Aşağıdaki meskeniyet şikayetine ilişkin temyiz kararını, son cümlesinin ardından yazarak sürdürün.

* Okuma Metni:
****
Logo

12. Hukuk Dairesi2024/5548 E. 2024/8151 K.

Yapay Zeka Özeti

Uyuşmazlık: Meskeniyet şikayetinin reddine ilişkin verilen kararın temyiz edilebilir olup olmadığı.

Gerekçe ve Sonuç: İİK'nın 365/1-son maddesinin, istinaf yoluna başvurunun reddine ilişkin kararlarda Bölge Adliye Mahkemesinin doğrudan kesin karara bağlaması gerektiğini düzenlemesi ve meskeniyet şikayetine ilişkin kararın da bu kapsamda kesin nitelikte olması gözetilerek temyiz başvurusunun reddine karar verilmiştir.

Karar Metni

"İçtihat Metni"

MAHKEMESİ : Sakarya Bölge Adliye Mahkemesi 8. Hukuk Dairesi

Yukarıda tarih ve numarası yazılı Bölge Adliye Mahkemesince verilen kararın müddeti içinde temyizen tetkiki davacı tarafından istenmesi üzerine bu işle ilgili dosya daireye gönderilmiş olup, dava dosyası için Tetkik Hakimi ... tarafından düzenlenen rapor dinlendikten ve dosya içerisindeki tüm belgeler okunup incelendikten sonra işin gereği görüşülüp düşünüldü:

1-Meskeniyet şikayeti yönünden temyiz itirazlarının incelenmesinde;

02.03.2005 tarih ve 5311 sayılı Kanunun 26. maddesi ile değişik 2004 sayılı İcra ve İflas Kanunu'nun 365/1. maddesinde; “İstinaf yoluna başvurma, yasal süre geçtikten sonra yapılır veya istinaf yoluna başvurulmasına olanak bulunmayan bir karara veya vazgeçme nedeniyle itiraz veya şikâyetin reddine yahut süresi geçmiş bir şikâyete ilişkin olursa, Hukuk Usulü Muhakemeleri Kanununun ilgili hükümleri gereğince istem icra mahkemesince reddedilir” hükmü yer almaktadır. Aynı maddenin 3. fıkrasında ise; “Bölge adliye mahkemesi, birinci fıkra kapsamına girdiği hâlde reddine karar verilmemiş başvuruyu geri çevirmeyip doğrudan kesin karara bağlar.” düzenlemesine yer verilmiştir.
****
* Veriler:
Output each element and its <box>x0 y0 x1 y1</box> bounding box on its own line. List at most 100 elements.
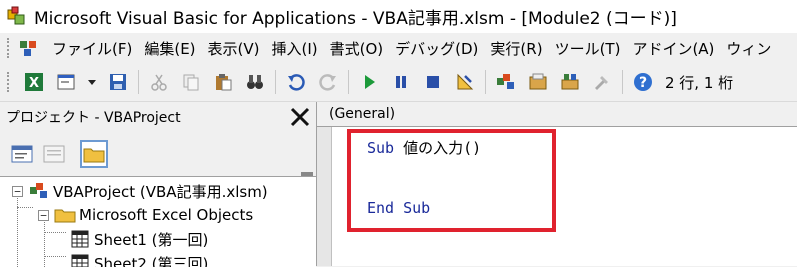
****
* Görevin Sonucu:
Somut olayda, temyizen incelenmesi istenen karar, meskeniyet şikayetinin yasal 7 günlük süre aşımından reddine ilişkin ilişkin olup, anılan kararın temyiz kabiliyeti bulunmamaktadır.

Buna göre, Dairemizce incelenmesi istenen Bölge Adliye Mahkemesi kararı, İİK’nın 365/1-son maddesinde belirtildiği üzere KESİN nitelikte olduğundan, 5311 sayılı Kanunla değişik İİK'nın 364. maddesi ve 6100 sayılı HMK'nın 366. maddesinin göndermesi ile uygulanması gereken aynı Kanunun 352. maddesi uyarınca temyiz başvuru talebinin (REDDİNE),

2-İhalenin feshi şikayeti yönünden temyiz itirazlarının incelenmesine gelince;

Tarafların karşılıklı iddia ve savunmalarına, dayandıkları belgelere, temyiz olunan Bölge Adliye Mahkemesi kararında yazılı gerekçelere göre yerinde bulunmayan temyiz itirazlarının reddiyle usul ve kanuna uygun Bölge Adliye Mahkemesi kararının 5311 Sayılı Kanun ile değişik İİK'nın 364/2. maddesi göndermesiyle uygulanması gereken 6100 Sayılı HMK'nın 370. maddeleri uyarınca ONANMASINA, alınması gereken 427,60 TL temyiz harcından, evvelce alınan harç varsa mahsubu ile eksik harcın temyiz edenden tahsiline, 07.10.2024 tarihinde oy çokluğuyla karar verildi.

İstinaf yoluna başvurma ve incelemesi başlıklı İİK'nın 363. maddesi konusu itibariyle kesin olan kararları tek tek saymış olup bunların dışındaki İlk Derece Mahkemesi kararlarına karşı ait olduğu hak veya malın değer ve miktarının 20.02.2019 tarih 7156/2 sayılı Kanunla değişik İİK'nın ek birinci maddesinin ikinci fıkrası uyarınca karar tarihi itibariyle istinaf sınırını geçmesi şartı ile istinaf incelemesine konu olabilirler.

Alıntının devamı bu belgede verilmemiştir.